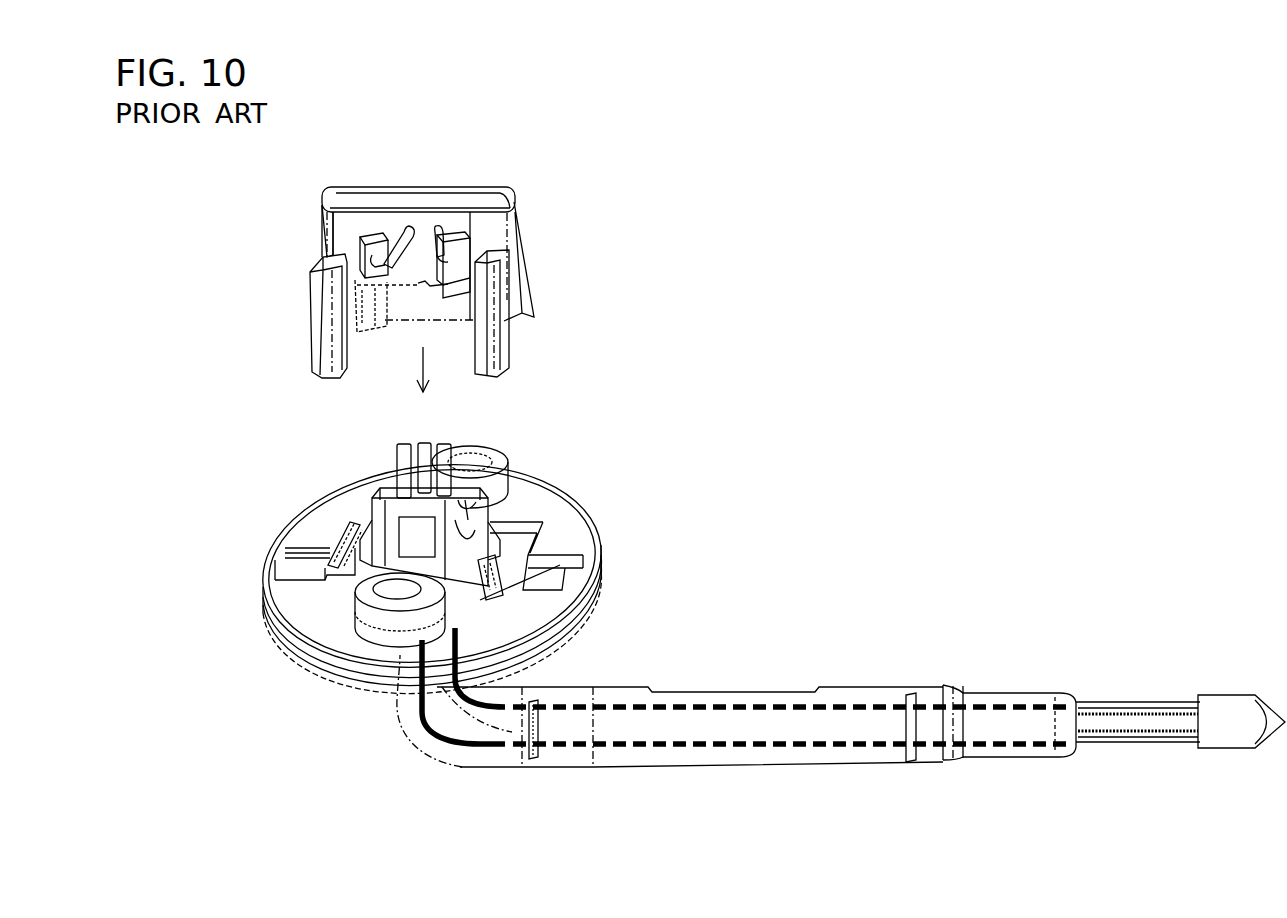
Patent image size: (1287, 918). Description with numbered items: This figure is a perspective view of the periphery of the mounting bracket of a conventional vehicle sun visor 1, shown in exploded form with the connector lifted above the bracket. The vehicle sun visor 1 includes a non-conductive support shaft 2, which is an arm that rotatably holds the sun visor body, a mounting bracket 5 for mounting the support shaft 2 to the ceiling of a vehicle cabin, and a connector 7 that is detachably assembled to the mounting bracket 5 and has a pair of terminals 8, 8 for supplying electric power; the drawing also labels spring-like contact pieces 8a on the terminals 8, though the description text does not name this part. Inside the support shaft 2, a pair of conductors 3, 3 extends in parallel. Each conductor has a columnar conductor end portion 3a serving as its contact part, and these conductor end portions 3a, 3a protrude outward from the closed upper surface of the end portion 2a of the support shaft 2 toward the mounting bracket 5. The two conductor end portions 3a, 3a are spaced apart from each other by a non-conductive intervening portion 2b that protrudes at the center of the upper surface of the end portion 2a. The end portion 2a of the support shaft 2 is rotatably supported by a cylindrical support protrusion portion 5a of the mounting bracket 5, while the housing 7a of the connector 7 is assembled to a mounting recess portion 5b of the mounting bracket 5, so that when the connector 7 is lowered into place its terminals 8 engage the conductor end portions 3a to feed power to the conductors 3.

The vehicle sun visor 1 is at (727, 442).
The support shaft 2 is at (600, 775).
The end portion 2a is at (490, 494).
The intervening portion 2b is at (408, 444).
The conductors 3 is at (768, 690).
The conductor end portion 3a is at (410, 444).
The mounting bracket 5 is at (600, 510).
The support protrusion portion 5a is at (470, 565).
The mounting recess portion 5b is at (340, 571).
The connector 7 is at (526, 249).
The housing 7a is at (324, 228).
The terminals 8 is at (393, 272).
The spring contact pieces 8a is at (392, 245).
----------------------------------------
• GOAL: Quote the listing word for word from its first line through the line containing "The conductors 3 is at (768, 690).", including that line, and leave out the picture.

• ANSWER TO THE EXERCISE:
Patent image size: (1287, 918). Description with numbered items: This figure is a perspective view of the periphery of the mounting bracket of a conventional vehicle sun visor 1, shown in exploded form with the connector lifted above the bracket. The vehicle sun visor 1 includes a non-conductive support shaft 2, which is an arm that rotatably holds the sun visor body, a mounting bracket 5 for mounting the support shaft 2 to the ceiling of a vehicle cabin, and a connector 7 that is detachably assembled to the mounting bracket 5 and has a pair of terminals 8, 8 for supplying electric power; the drawing also labels spring-like contact pieces 8a on the terminals 8, though the description text does not name this part. Inside the support shaft 2, a pair of conductors 3, 3 extends in parallel. Each conductor has a columnar conductor end portion 3a serving as its contact part, and these conductor end portions 3a, 3a protrude outward from the closed upper surface of the end portion 2a of the support shaft 2 toward the mounting bracket 5. The two conductor end portions 3a, 3a are spaced apart from each other by a non-conductive intervening portion 2b that protrudes at the center of the upper surface of the end portion 2a. The end portion 2a of the support shaft 2 is rotatably supported by a cylindrical support protrusion portion 5a of the mounting bracket 5, while the housing 7a of the connector 7 is assembled to a mounting recess portion 5b of the mounting bracket 5, so that when the connector 7 is lowered into place its terminals 8 engage the conductor end portions 3a to feed power to the conductors 3.

The vehicle sun visor 1 is at (727, 442).
The support shaft 2 is at (600, 775).
The end portion 2a is at (490, 494).
The intervening portion 2b is at (408, 444).
The conductors 3 is at (768, 690).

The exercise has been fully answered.